- [TASK DETAILS]:
Assemble all lines in which the string "color" appears.
========================
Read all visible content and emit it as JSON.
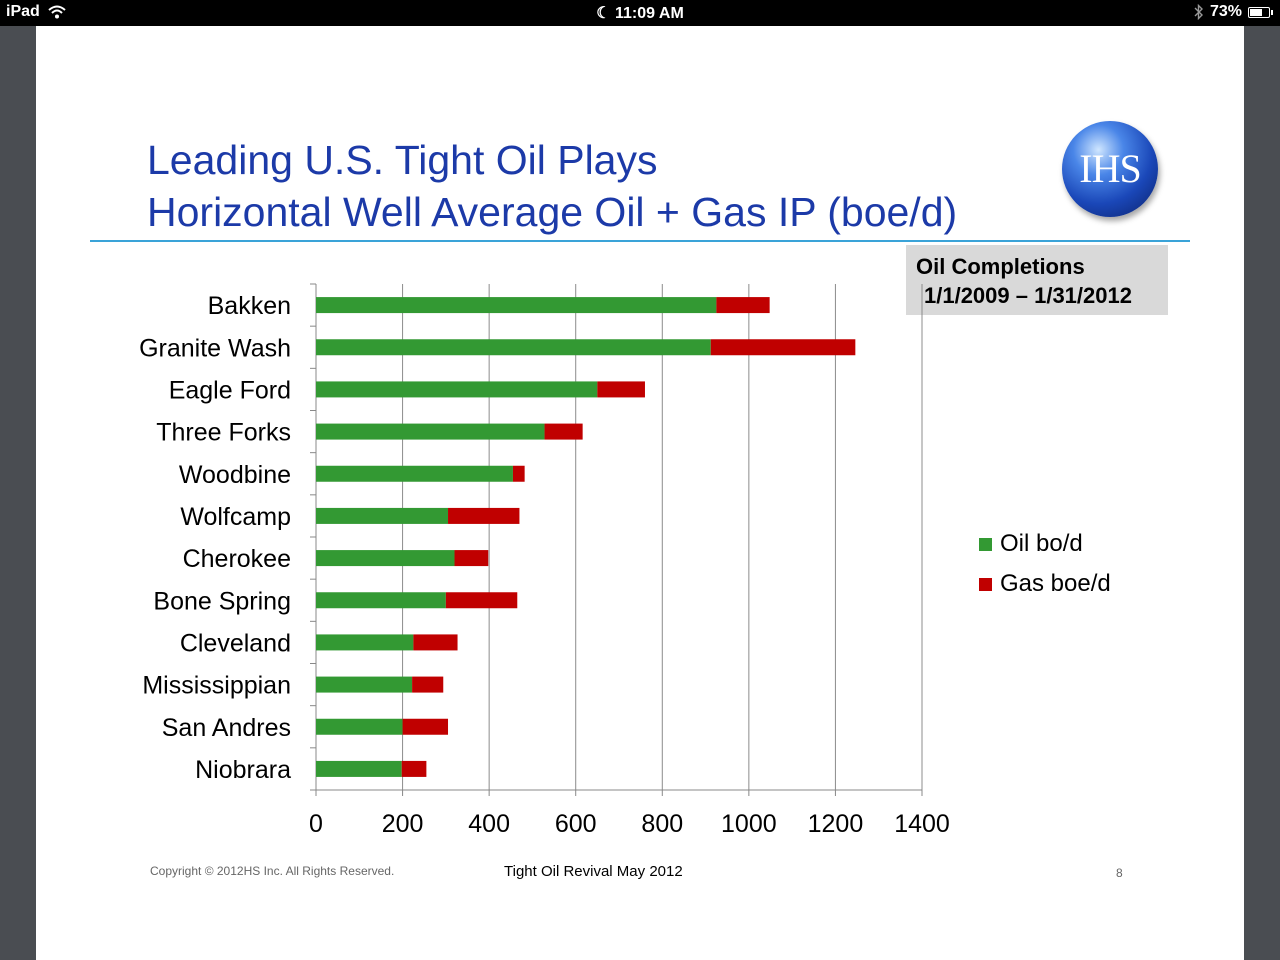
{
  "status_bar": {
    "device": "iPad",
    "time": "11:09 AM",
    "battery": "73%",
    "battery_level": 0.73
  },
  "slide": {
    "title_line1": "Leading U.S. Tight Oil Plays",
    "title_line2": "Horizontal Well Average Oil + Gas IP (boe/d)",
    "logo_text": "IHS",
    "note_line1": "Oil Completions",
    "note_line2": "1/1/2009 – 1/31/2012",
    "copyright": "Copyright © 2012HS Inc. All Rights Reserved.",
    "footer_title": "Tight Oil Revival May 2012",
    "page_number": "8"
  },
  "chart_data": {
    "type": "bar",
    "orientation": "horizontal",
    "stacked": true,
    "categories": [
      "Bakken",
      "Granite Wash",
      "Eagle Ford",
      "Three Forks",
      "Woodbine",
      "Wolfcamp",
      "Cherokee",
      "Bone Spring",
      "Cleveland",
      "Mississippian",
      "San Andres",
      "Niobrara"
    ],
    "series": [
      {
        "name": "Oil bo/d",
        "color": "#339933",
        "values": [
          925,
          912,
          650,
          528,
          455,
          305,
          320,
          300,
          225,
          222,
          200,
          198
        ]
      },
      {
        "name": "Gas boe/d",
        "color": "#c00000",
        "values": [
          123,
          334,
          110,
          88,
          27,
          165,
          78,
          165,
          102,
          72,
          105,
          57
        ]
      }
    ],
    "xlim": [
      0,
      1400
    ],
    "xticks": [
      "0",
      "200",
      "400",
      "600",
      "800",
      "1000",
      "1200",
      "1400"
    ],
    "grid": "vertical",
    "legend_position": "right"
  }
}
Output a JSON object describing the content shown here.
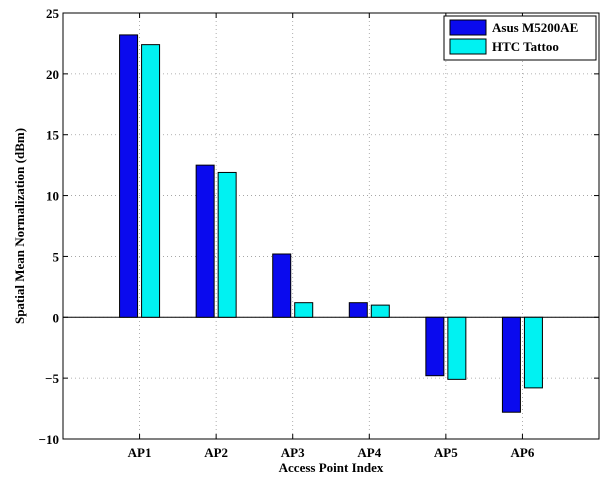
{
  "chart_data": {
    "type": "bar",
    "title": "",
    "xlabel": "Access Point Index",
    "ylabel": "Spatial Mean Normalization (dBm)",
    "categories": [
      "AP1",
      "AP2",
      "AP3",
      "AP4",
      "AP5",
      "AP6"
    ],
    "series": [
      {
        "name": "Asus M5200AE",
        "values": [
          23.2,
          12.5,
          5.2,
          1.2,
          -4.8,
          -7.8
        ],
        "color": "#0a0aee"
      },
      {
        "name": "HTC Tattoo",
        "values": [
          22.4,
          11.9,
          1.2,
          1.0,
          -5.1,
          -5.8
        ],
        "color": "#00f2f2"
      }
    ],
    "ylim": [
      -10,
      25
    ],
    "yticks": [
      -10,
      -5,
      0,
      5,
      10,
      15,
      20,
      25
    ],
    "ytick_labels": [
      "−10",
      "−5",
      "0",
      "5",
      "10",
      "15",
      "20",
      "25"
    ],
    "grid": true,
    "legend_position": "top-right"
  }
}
========================
- [TASK RESPONSE]:
        "color": "#339933",
        "color": "#c00000",
        "color": "#0a0aee"
        "color": "#00f2f2"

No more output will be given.